═══ ENTRIES PROVIDED ═══

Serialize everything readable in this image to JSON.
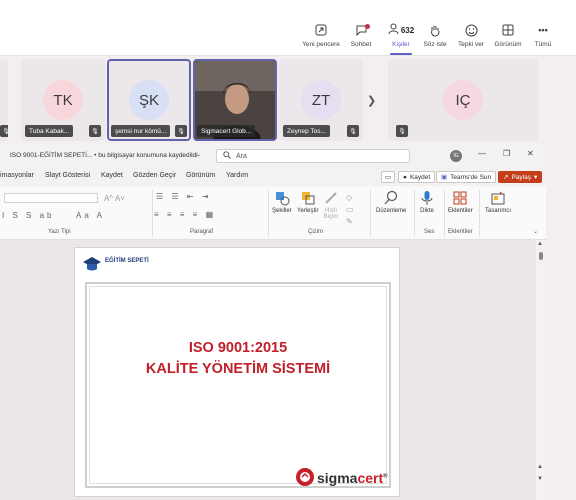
{
  "teams_toolbar": {
    "items": [
      {
        "label": "Yeni pencere",
        "icon": "popout-icon"
      },
      {
        "label": "Sohbet",
        "icon": "chat-icon",
        "has_notification": true
      },
      {
        "label": "Kişiler",
        "icon": "people-icon",
        "count": "632",
        "active": true
      },
      {
        "label": "Söz iste",
        "icon": "raise-hand-icon"
      },
      {
        "label": "Tepki ver",
        "icon": "emoji-icon"
      },
      {
        "label": "Görünüm",
        "icon": "grid-icon"
      },
      {
        "label": "Tümü",
        "icon": "more-icon"
      }
    ]
  },
  "participants": [
    {
      "initials": "TK",
      "name": "Tuba Kabak...",
      "avatar_color": "#f7d7dc"
    },
    {
      "initials": "ŞK",
      "name": "şemsi nur kömü...",
      "avatar_color": "#d7e0f4",
      "speaking": true
    },
    {
      "initials": "",
      "name": "Sigmacert Glob...",
      "is_video": true,
      "speaking": true
    },
    {
      "initials": "ZT",
      "name": "Zeynep Tos...",
      "avatar_color": "#e6dff2"
    },
    {
      "initials": "IÇ",
      "name": "",
      "avatar_color": "#f6d8e0"
    }
  ],
  "powerpoint": {
    "doc_title": "ISO 9001-EĞİTİM SEPETİ...  •  bu bilgisayar konumuna kaydedildi",
    "search_placeholder": "Ara",
    "user_initials": "İG",
    "menu_tabs": [
      "imasyonlar",
      "Slayt Gösterisi",
      "Kaydet",
      "Gözden Geçir",
      "Görünüm",
      "Yardım"
    ],
    "buttons": {
      "kaydet": "Kaydet",
      "teams": "Teams'de Sun",
      "share": "Paylaş"
    },
    "ribbon": {
      "groups": [
        "Yazı Tipi",
        "Paragraf",
        "Çizim",
        "Ses",
        "Eklentiler"
      ],
      "buttons": {
        "sekiller": "Şekiller",
        "yerlestir": "Yerleştir",
        "hizli": "Hızlı",
        "bicim": "Biçim",
        "duzenleme": "Düzenleme",
        "dikte": "Dikte",
        "eklentiler": "Eklentiler",
        "tasarimci": "Tasarımcı"
      }
    },
    "slide": {
      "title_line1": "ISO 9001:2015",
      "title_line2": "KALİTE YÖNETİM SİSTEMİ",
      "title_color": "#c0202a",
      "egitim_logo_text": "EĞİTİM SEPETİ",
      "sigma_logo_part1": "sigma",
      "sigma_logo_part2": "cert",
      "sigma_logo_mark": "®"
    }
  }
}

═══

[WRITTEN EXERCISE]
Reproduce the listing exactly. Leave its pictures out.

[THE OUTPUT]
Serialize everything readable in this image to JSON.
{
  "teams_toolbar": {
    "items": [
      {
        "label": "Yeni pencere",
        "icon": "popout-icon"
      },
      {
        "label": "Sohbet",
        "icon": "chat-icon",
        "has_notification": true
      },
      {
        "label": "Kişiler",
        "icon": "people-icon",
        "count": "632",
        "active": true
      },
      {
        "label": "Söz iste",
        "icon": "raise-hand-icon"
      },
      {
        "label": "Tepki ver",
        "icon": "emoji-icon"
      },
      {
        "label": "Görünüm",
        "icon": "grid-icon"
      },
      {
        "label": "Tümü",
        "icon": "more-icon"
      }
    ]
  },
  "participants": [
    {
      "initials": "TK",
      "name": "Tuba Kabak...",
      "avatar_color": "#f7d7dc"
    },
    {
      "initials": "ŞK",
      "name": "şemsi nur kömü...",
      "avatar_color": "#d7e0f4",
      "speaking": true
    },
    {
      "initials": "",
      "name": "Sigmacert Glob...",
      "is_video": true,
      "speaking": true
    },
    {
      "initials": "ZT",
      "name": "Zeynep Tos...",
      "avatar_color": "#e6dff2"
    },
    {
      "initials": "IÇ",
      "name": "",
      "avatar_color": "#f6d8e0"
    }
  ],
  "powerpoint": {
    "doc_title": "ISO 9001-EĞİTİM SEPETİ...  •  bu bilgisayar konumuna kaydedildi",
    "search_placeholder": "Ara",
    "user_initials": "İG",
    "menu_tabs": [
      "imasyonlar",
      "Slayt Gösterisi",
      "Kaydet",
      "Gözden Geçir",
      "Görünüm",
      "Yardım"
    ],
    "buttons": {
      "kaydet": "Kaydet",
      "teams": "Teams'de Sun",
      "share": "Paylaş"
    },
    "ribbon": {
      "groups": [
        "Yazı Tipi",
        "Paragraf",
        "Çizim",
        "Ses",
        "Eklentiler"
      ],
      "buttons": {
        "sekiller": "Şekiller",
        "yerlestir": "Yerleştir",
        "hizli": "Hızlı",
        "bicim": "Biçim",
        "duzenleme": "Düzenleme",
        "dikte": "Dikte",
        "eklentiler": "Eklentiler",
        "tasarimci": "Tasarımcı"
      }
    },
    "slide": {
      "title_line1": "ISO 9001:2015",
      "title_line2": "KALİTE YÖNETİM SİSTEMİ",
      "title_color": "#c0202a",
      "egitim_logo_text": "EĞİTİM SEPETİ",
      "sigma_logo_part1": "sigma",
      "sigma_logo_part2": "cert",
      "sigma_logo_mark": "®"
    }
  }
}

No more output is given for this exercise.